* _Problem to work on_
Find the lines holding "total" and copy them.

* _Material for this exercise_
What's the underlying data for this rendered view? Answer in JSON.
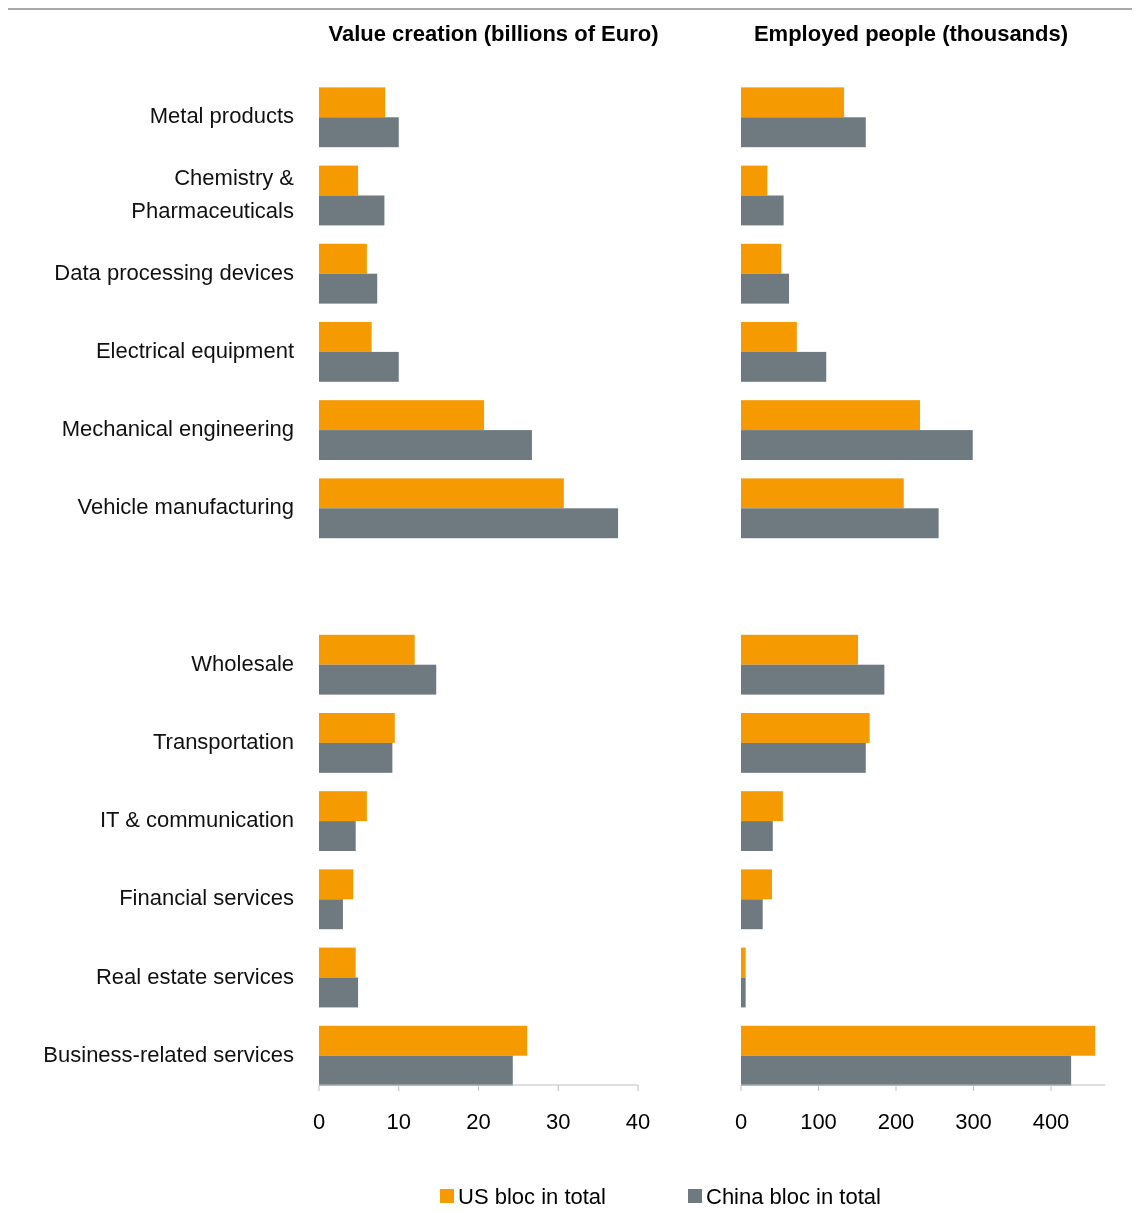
{
  "chart_data": [
    {
      "type": "bar",
      "orientation": "horizontal",
      "title": "Value creation (billions of Euro)",
      "categories": [
        "Metal products",
        "Chemistry & Pharmaceuticals",
        "Data processing devices",
        "Electrical equipment",
        "Mechanical engineering",
        "Vehicle manufacturing",
        null,
        "Wholesale",
        "Transportation",
        "IT & communication",
        "Financial services",
        "Real estate services",
        "Business-related services"
      ],
      "xlim": [
        0,
        40
      ],
      "xticks": [
        0,
        10,
        20,
        30,
        40
      ],
      "grid": false,
      "legend": "bottom",
      "series": [
        {
          "name": "US bloc in total",
          "color": "#f59a00",
          "values": [
            8.3,
            4.9,
            6.0,
            6.6,
            20.7,
            30.7,
            null,
            12.0,
            9.5,
            6.0,
            4.3,
            4.6,
            26.1
          ]
        },
        {
          "name": "China bloc in total",
          "color": "#6e7a80",
          "values": [
            10.0,
            8.2,
            7.3,
            10.0,
            26.7,
            37.5,
            null,
            14.7,
            9.2,
            4.6,
            3.0,
            4.9,
            24.3
          ]
        }
      ]
    },
    {
      "type": "bar",
      "orientation": "horizontal",
      "title": "Employed people (thousands)",
      "categories": [
        "Metal products",
        "Chemistry & Pharmaceuticals",
        "Data processing devices",
        "Electrical equipment",
        "Mechanical engineering",
        "Vehicle manufacturing",
        null,
        "Wholesale",
        "Transportation",
        "IT & communication",
        "Financial services",
        "Real estate services",
        "Business-related services"
      ],
      "xlim": [
        0,
        470
      ],
      "xticks": [
        0,
        100,
        200,
        300,
        400
      ],
      "grid": false,
      "tick_labels": "x",
      "series": [
        {
          "color": "#f59a00",
          "values": [
            133,
            34,
            52,
            72,
            231,
            210,
            null,
            151,
            166,
            54,
            40,
            6,
            457
          ]
        },
        {
          "color": "#6e7a80",
          "values": [
            161,
            55,
            62,
            110,
            299,
            255,
            null,
            185,
            161,
            41,
            28,
            6,
            426
          ]
        }
      ]
    }
  ]
}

* _Solution for this exercise_
          "name": "US bloc in total",
          "name": "China bloc in total",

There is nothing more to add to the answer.